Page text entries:
BEGIN
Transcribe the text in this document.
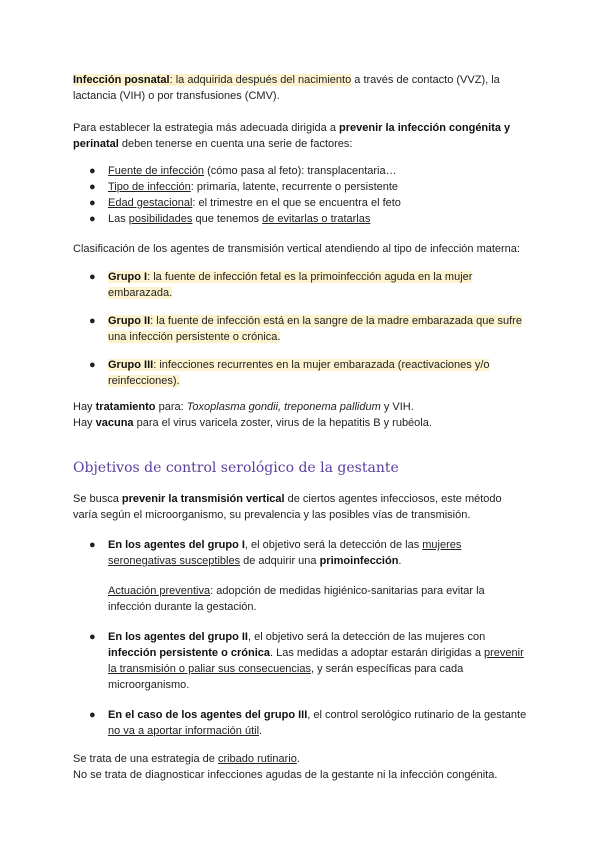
Infección posnatal: la adquirida después del nacimiento a través de contacto (VVZ), la lactancia (VIH) o por transfusiones (CMV).

Para establecer la estrategia más adecuada dirigida a prevenir la infección congénita y perinatal deben tenerse en cuenta una serie de factores:

● Fuente de infección (cómo pasa al feto): transplacentaria…
● Tipo de infección: primaria, latente, recurrente o persistente
● Edad gestacional: el trimestre en el que se encuentra el feto
● Las posibilidades que tenemos de evitarlas o tratarlas

Clasificación de los agentes de transmisión vertical atendiendo al tipo de infección materna:

● Grupo I: la fuente de infección fetal es la primoinfección aguda en la mujer embarazada.
● Grupo II: la fuente de infección está en la sangre de la madre embarazada que sufre una infección persistente o crónica.
● Grupo III: infecciones recurrentes en la mujer embarazada (reactivaciones y/o reinfecciones).

Hay tratamiento para: Toxoplasma gondii, treponema pallidum y VIH.

Hay vacuna para el virus varicela zoster, virus de la hepatitis B y rubéola.

Objetivos de control serológico de la gestante

Se busca prevenir la transmisión vertical de ciertos agentes infecciosos, este método varía según el microorganismo, su prevalencia y las posibles vías de transmisión.

● En los agentes del grupo I, el objetivo será la detección de las mujeres seronegativas susceptibles de adquirir una primoinfección.

Actuación preventiva: adopción de medidas higiénico-sanitarias para evitar la infección durante la gestación.

● En los agentes del grupo II, el objetivo será la detección de las mujeres con infección persistente o crónica. Las medidas a adoptar estarán dirigidas a prevenir la transmisión o paliar sus consecuencias, y serán específicas para cada microorganismo.
● En el caso de los agentes del grupo III, el control serológico rutinario de la gestante no va a aportar información útil.

Se trata de una estrategia de cribado rutinario.

No se trata de diagnosticar infecciones agudas de la gestante ni la infección congénita.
END
● TASK ITEM
From the entries, report every line in which the string "transmisión" occurs.

● SOLUTION
Clasificación de los agentes de transmisión vertical atendiendo al tipo de infección materna:
Se busca prevenir la transmisión vertical de ciertos agentes infecciosos, este método varía según el microorganismo, su prevalencia y las posibles vías de transmisión.
● En los agentes del grupo II, el objetivo será la detección de las mujeres con infección persistente o crónica. Las medidas a adoptar estarán dirigidas a prevenir la transmisión o paliar sus consecuencias, y serán específicas para cada microorganismo.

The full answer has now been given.